Segment Start: Data supplied
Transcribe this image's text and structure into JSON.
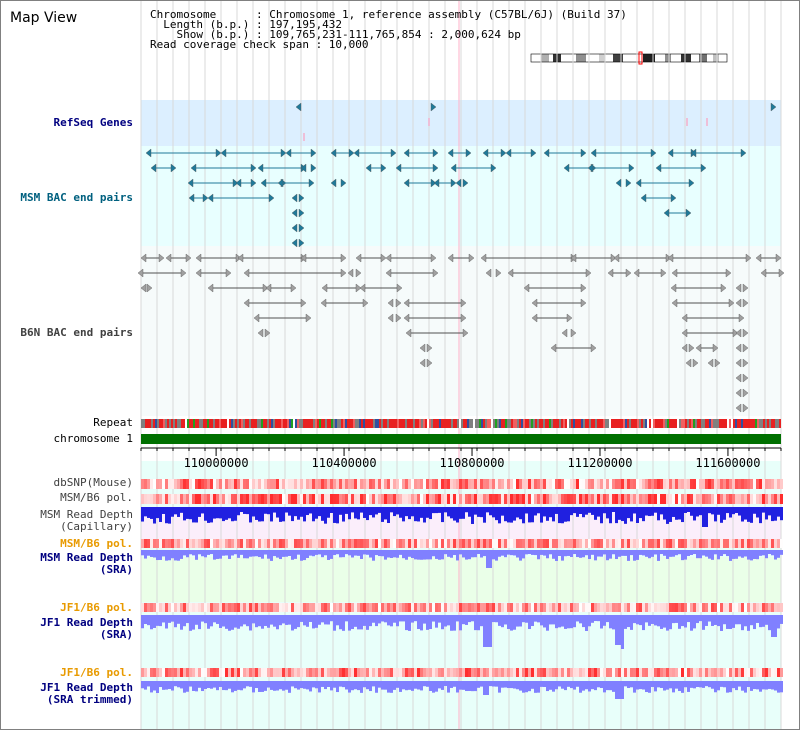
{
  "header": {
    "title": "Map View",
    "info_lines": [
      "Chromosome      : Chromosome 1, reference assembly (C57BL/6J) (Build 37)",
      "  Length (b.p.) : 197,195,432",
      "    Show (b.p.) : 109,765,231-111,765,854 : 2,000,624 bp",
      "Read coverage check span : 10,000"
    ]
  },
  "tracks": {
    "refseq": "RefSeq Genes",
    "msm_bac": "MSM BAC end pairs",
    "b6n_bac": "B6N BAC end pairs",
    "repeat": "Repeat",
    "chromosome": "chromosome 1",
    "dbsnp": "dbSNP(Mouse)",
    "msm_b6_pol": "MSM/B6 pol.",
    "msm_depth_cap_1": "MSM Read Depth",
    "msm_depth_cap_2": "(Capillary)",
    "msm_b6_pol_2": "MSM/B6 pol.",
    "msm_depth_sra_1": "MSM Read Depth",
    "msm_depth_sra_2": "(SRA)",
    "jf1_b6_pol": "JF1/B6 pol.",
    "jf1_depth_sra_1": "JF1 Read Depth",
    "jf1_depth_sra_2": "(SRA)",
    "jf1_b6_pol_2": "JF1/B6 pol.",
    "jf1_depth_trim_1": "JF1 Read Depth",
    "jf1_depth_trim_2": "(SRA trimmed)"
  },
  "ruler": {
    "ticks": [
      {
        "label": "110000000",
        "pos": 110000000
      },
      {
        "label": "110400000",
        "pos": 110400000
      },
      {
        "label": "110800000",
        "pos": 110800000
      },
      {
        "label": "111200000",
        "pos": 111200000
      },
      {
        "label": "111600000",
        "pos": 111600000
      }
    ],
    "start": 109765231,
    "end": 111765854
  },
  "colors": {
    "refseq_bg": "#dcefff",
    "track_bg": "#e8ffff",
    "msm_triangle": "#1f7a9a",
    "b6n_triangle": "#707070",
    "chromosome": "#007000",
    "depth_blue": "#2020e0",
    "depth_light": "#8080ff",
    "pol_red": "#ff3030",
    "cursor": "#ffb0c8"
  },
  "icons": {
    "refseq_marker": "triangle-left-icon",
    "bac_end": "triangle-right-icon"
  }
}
Segment End: Data supplied
Work to complete: Please copy each line of the material that contains the word "label".

Reply to the task:
        "label": "110000000",
        "label": "110400000",
        "label": "110800000",
        "label": "111200000",
        "label": "111600000",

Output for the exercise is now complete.